◆ **TASK INSTRUCTIONS**
Scan the data below and pick out the lines containing the word "ATEEZ".

◆ **DATA SHOWN**

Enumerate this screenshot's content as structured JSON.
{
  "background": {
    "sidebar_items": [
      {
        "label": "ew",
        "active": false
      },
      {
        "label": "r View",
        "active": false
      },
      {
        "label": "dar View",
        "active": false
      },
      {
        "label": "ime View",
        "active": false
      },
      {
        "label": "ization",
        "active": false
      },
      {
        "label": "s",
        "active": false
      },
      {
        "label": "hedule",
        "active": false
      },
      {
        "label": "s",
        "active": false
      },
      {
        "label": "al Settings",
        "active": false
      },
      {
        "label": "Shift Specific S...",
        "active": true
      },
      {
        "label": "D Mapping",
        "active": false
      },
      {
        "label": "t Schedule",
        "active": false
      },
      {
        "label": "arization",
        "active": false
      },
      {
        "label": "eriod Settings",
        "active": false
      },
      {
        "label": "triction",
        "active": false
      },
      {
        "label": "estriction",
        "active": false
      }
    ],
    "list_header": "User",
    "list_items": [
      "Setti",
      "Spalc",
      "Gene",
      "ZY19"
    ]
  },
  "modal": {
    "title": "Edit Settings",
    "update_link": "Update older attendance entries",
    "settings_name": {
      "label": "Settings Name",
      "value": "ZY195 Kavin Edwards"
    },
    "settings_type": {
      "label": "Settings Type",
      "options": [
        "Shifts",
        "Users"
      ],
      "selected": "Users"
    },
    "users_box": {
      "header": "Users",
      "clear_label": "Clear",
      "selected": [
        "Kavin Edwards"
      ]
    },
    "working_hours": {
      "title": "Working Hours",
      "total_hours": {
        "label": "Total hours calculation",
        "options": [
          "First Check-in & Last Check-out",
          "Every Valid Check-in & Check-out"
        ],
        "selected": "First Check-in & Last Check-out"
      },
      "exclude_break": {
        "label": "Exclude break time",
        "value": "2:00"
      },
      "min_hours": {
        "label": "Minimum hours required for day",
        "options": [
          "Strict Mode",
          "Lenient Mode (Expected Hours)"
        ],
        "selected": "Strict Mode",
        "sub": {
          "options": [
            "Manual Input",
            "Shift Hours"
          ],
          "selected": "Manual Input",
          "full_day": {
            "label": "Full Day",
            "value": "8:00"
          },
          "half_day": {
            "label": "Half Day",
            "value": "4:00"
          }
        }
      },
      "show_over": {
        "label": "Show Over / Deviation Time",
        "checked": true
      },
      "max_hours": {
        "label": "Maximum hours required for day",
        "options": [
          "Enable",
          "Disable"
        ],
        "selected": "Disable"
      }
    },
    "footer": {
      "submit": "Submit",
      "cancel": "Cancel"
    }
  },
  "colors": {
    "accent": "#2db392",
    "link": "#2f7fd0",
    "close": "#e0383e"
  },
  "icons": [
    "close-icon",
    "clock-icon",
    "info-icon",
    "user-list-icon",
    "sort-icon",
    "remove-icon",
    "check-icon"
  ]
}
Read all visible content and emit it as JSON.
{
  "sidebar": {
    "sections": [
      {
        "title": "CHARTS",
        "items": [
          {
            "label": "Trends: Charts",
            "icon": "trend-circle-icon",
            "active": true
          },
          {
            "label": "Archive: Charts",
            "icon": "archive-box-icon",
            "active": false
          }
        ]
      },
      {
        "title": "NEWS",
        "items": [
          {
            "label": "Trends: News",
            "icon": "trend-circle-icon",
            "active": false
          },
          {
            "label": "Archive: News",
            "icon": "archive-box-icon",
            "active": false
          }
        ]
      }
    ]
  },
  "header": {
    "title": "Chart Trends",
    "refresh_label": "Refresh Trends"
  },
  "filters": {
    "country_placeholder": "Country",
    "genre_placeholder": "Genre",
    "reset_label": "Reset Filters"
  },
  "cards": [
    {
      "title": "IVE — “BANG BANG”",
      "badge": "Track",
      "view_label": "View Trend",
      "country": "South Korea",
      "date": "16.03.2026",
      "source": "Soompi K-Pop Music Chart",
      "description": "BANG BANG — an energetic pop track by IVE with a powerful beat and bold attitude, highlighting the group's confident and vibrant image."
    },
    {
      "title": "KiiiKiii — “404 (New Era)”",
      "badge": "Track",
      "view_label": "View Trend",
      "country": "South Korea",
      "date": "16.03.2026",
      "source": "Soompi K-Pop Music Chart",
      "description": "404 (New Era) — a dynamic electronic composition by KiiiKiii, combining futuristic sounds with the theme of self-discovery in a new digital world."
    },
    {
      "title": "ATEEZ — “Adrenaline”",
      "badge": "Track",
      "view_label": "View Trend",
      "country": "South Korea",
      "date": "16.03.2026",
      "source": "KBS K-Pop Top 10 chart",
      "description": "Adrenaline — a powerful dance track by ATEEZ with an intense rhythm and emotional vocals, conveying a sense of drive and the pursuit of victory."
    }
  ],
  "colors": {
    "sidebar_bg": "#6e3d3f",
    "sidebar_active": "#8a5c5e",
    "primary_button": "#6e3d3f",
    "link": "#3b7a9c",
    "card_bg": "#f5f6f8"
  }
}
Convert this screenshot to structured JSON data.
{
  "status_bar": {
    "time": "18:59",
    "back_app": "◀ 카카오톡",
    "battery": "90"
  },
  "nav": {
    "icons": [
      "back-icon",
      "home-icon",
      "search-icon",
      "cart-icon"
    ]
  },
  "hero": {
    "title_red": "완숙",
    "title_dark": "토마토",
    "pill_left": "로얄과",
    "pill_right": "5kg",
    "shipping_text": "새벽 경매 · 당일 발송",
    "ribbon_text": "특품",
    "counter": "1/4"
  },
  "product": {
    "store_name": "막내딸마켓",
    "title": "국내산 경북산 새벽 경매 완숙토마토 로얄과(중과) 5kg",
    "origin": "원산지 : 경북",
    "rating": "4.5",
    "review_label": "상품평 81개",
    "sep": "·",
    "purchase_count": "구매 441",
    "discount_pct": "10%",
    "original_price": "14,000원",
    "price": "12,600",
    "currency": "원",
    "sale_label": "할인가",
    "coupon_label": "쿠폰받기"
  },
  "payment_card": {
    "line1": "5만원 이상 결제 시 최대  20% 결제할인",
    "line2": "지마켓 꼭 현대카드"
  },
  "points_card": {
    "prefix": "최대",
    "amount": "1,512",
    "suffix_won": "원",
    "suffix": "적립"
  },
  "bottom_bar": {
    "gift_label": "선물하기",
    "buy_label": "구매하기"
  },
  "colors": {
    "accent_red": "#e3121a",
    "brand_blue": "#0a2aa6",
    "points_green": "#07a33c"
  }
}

◆ **EXERCISE RESPONSE**
      "title": "ATEEZ — “Adrenaline”",
      "description": "Adrenaline — a powerful dance track by ATEEZ with an intense rhythm and emotional vocals, conveying a sense of drive and the pursuit of victory."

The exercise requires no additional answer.